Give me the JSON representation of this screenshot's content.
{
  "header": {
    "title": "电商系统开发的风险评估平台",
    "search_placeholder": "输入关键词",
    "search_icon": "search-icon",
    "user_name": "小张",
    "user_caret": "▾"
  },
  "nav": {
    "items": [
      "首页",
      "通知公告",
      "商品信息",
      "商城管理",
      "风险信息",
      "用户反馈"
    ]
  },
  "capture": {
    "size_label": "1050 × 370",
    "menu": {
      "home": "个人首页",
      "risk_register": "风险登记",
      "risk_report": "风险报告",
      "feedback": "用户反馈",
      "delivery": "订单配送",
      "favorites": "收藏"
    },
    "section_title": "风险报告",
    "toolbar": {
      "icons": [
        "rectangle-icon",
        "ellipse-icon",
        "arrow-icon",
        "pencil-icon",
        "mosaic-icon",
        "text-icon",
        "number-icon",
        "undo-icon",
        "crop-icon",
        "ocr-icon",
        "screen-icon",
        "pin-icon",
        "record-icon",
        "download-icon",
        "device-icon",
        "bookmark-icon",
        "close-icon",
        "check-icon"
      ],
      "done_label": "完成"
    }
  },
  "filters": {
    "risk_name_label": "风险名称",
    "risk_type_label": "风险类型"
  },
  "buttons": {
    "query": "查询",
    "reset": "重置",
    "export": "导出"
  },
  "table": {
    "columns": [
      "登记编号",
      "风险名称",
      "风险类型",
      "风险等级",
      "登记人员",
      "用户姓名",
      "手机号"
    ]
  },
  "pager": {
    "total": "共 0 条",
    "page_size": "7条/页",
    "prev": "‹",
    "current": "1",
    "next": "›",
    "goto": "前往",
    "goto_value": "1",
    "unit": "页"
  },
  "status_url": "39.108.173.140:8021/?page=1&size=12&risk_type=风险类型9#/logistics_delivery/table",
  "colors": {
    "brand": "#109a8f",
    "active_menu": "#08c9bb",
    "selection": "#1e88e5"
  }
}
● ● ● ●
• _Set task_
Go back to the listing above and please repeat it exactly.

• _Output for this task_
Give me the JSON representation of this screenshot's content.
{
  "header": {
    "title": "电商系统开发的风险评估平台",
    "search_placeholder": "输入关键词",
    "search_icon": "search-icon",
    "user_name": "小张",
    "user_caret": "▾"
  },
  "nav": {
    "items": [
      "首页",
      "通知公告",
      "商品信息",
      "商城管理",
      "风险信息",
      "用户反馈"
    ]
  },
  "capture": {
    "size_label": "1050 × 370",
    "menu": {
      "home": "个人首页",
      "risk_register": "风险登记",
      "risk_report": "风险报告",
      "feedback": "用户反馈",
      "delivery": "订单配送",
      "favorites": "收藏"
    },
    "section_title": "风险报告",
    "toolbar": {
      "icons": [
        "rectangle-icon",
        "ellipse-icon",
        "arrow-icon",
        "pencil-icon",
        "mosaic-icon",
        "text-icon",
        "number-icon",
        "undo-icon",
        "crop-icon",
        "ocr-icon",
        "screen-icon",
        "pin-icon",
        "record-icon",
        "download-icon",
        "device-icon",
        "bookmark-icon",
        "close-icon",
        "check-icon"
      ],
      "done_label": "完成"
    }
  },
  "filters": {
    "risk_name_label": "风险名称",
    "risk_type_label": "风险类型"
  },
  "buttons": {
    "query": "查询",
    "reset": "重置",
    "export": "导出"
  },
  "table": {
    "columns": [
      "登记编号",
      "风险名称",
      "风险类型",
      "风险等级",
      "登记人员",
      "用户姓名",
      "手机号"
    ]
  },
  "pager": {
    "total": "共 0 条",
    "page_size": "7条/页",
    "prev": "‹",
    "current": "1",
    "next": "›",
    "goto": "前往",
    "goto_value": "1",
    "unit": "页"
  },
  "status_url": "39.108.173.140:8021/?page=1&size=12&risk_type=风险类型9#/logistics_delivery/table",
  "colors": {
    "brand": "#109a8f",
    "active_menu": "#08c9bb",
    "selection": "#1e88e5"
  }
}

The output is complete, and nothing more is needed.